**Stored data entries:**
BEGIN

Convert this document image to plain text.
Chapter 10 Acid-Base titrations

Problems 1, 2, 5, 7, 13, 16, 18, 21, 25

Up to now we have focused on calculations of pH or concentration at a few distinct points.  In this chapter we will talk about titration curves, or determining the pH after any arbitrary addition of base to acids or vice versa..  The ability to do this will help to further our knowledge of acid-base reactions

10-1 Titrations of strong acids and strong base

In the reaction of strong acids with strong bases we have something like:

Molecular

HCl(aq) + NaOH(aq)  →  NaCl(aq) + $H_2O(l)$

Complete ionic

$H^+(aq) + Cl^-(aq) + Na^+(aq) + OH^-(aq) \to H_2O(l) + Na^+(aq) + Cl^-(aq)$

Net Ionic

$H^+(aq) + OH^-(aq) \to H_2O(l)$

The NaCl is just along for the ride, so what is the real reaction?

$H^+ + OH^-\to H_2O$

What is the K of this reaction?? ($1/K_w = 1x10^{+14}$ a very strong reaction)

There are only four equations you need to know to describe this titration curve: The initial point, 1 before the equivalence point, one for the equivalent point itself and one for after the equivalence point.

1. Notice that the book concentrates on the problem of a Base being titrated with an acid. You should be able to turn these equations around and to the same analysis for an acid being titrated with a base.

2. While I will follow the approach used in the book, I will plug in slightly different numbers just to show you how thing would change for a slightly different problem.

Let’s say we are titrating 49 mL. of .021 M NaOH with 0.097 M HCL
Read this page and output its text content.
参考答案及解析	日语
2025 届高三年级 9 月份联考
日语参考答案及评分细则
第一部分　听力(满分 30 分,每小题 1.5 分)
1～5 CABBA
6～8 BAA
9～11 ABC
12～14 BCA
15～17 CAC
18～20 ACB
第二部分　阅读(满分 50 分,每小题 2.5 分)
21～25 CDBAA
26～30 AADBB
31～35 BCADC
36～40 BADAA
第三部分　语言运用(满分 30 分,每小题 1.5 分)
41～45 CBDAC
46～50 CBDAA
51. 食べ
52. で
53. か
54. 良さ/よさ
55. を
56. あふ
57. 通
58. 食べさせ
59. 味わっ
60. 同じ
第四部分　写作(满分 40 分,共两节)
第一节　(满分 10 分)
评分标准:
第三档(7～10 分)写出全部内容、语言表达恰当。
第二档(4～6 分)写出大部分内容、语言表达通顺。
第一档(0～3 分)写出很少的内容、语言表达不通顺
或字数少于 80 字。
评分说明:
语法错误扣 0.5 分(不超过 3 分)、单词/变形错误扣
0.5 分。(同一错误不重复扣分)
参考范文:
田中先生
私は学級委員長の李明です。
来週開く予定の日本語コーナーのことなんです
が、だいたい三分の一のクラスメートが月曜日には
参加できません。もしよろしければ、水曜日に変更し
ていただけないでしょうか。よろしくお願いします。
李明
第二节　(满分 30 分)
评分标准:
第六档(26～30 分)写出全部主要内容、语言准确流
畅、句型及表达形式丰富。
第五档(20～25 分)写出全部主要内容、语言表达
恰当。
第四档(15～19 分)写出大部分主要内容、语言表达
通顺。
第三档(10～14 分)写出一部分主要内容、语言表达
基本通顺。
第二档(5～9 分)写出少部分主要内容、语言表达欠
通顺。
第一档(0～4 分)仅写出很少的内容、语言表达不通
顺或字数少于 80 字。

END

**Exercise description:** Go through the records. Copy each line where "with" appears.

**Finished task:**
In the reaction of strong acids with strong bases we have something like:
1. Notice that the book concentrates on the problem of a Base being titrated with an acid. You should be able to turn these equations around and to the same analysis for an acid being titrated with a base.
Let’s say we are titrating 49 mL. of .021 M NaOH with 0.097 M HCL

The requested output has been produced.